→ Given exercise A: Retype the comment on Buffy and Hamlet word for word.
→ Given exercise B: Echo the records from their first line up to and including the line that contains "y-tick-label: 100 <box>16 357 45 375</box>", reproducing only those lines.
— BEGIN Selected passage —
Date: 2014-11-03 04:12 pm (UTC)
When does Buffy get to finish grieving her mother's death, Angel's death, her own, Tara's - how do you process that body count emotionally without help?

I guess at some point you can't. Hence the s6 storyline. Not to keep harping on about the Hamlet book, but the more I read about their interpretation of Hamlet, the more it reminds me of s6. One of their main points is that information and action are mutually exclusive. Hamlet-as-tragic-protagonist is the exact opposite of Oedipus-as-tragic-protagonist in that Oedipus can act because he doesn't know the secret backstory, whereas Hamlet is given all information at the very start of the play and, as a result, becomes unable to act at all (until he knows that he's dying). All choices become equally impossible and he sinks into melancholy/depression. S6 begins with Willow raising Buffy because she doesn't (want to) know where she's raising her from or what the consequences might be, whereas Buffy knows exactly where she's been raised from and is left unable to do anything at all about it. Hamlet and Laertes go through the same things, lose the same people, and acknowledge how their lives mirror the other's - and end up killing each other in competition over who grieves the bestest rather than admitting their similarities; viz the entire "Dead Things" alleyway scene. Etc.
— END Selected passage —
— BEGIN Extracted data —
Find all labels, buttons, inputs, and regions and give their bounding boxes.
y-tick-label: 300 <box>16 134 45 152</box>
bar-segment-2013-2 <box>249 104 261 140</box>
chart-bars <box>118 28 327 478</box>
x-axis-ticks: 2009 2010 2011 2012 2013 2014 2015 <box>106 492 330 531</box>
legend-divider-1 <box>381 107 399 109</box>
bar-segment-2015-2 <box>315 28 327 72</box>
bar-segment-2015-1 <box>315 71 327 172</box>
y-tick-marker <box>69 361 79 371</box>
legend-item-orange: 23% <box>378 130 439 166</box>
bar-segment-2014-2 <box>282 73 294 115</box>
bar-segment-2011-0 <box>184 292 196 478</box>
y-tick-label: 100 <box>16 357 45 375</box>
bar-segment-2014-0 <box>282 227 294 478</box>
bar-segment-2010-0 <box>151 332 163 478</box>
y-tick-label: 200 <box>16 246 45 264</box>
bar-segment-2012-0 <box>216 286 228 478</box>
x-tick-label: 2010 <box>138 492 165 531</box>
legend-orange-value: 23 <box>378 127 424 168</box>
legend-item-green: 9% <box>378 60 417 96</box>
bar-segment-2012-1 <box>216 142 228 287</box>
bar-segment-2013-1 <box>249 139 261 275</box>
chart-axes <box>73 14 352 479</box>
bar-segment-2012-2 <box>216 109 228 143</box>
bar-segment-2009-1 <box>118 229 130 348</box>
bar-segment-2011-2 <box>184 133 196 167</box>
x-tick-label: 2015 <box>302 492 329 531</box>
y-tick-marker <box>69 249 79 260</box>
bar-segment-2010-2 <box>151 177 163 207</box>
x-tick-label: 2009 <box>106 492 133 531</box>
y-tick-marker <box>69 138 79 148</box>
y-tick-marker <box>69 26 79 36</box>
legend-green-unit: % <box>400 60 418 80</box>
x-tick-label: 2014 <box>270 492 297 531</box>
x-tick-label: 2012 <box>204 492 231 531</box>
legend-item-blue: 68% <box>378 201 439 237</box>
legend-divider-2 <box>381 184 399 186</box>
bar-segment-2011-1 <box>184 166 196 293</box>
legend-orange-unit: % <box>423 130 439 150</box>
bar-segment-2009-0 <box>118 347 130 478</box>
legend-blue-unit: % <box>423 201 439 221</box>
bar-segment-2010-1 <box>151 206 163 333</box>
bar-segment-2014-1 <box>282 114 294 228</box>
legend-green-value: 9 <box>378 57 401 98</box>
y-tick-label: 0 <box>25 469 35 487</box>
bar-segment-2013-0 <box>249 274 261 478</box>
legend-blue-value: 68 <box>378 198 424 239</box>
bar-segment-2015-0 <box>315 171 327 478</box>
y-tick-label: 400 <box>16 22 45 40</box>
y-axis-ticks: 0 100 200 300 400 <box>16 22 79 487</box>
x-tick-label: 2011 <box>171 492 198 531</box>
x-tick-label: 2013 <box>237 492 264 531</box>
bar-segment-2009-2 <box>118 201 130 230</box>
— END Extracted data —
→ Right answer A:
Date: 2014-11-03 04:12 pm (UTC)
When does Buffy get to finish grieving her mother's death, Angel's death, her own, Tara's - how do you process that body count emotionally without help?

I guess at some point you can't. Hence the s6 storyline. Not to keep harping on about the Hamlet book, but the more I read about their interpretation of Hamlet, the more it reminds me of s6. One of their main points is that information and action are mutually exclusive. Hamlet-as-tragic-protagonist is the exact opposite of Oedipus-as-tragic-protagonist in that Oedipus can act because he doesn't know the secret backstory, whereas Hamlet is given all information at the very start of the play and, as a result, becomes unable to act at all (until he knows that he's dying). All choices become equally impossible and he sinks into melancholy/depression. S6 begins with Willow raising Buffy because she doesn't (want to) know where she's raising her from or what the consequences might be, whereas Buffy knows exactly where she's been raised from and is left unable to do anything at all about it. Hamlet and Laertes go through the same things, lose the same people, and acknowledge how their lives mirror the other's - and end up killing each other in competition over who grieves the bestest rather than admitting their similarities; viz the entire "Dead Things" alleyway scene. Etc.

→ Right answer B:
Find all labels, buttons, inputs, and regions and give their bounding boxes.
y-tick-label: 300 <box>16 134 45 152</box>
bar-segment-2013-2 <box>249 104 261 140</box>
chart-bars <box>118 28 327 478</box>
x-axis-ticks: 2009 2010 2011 2012 2013 2014 2015 <box>106 492 330 531</box>
legend-divider-1 <box>381 107 399 109</box>
bar-segment-2015-2 <box>315 28 327 72</box>
bar-segment-2015-1 <box>315 71 327 172</box>
y-tick-marker <box>69 361 79 371</box>
legend-item-orange: 23% <box>378 130 439 166</box>
bar-segment-2014-2 <box>282 73 294 115</box>
bar-segment-2011-0 <box>184 292 196 478</box>
y-tick-label: 100 <box>16 357 45 375</box>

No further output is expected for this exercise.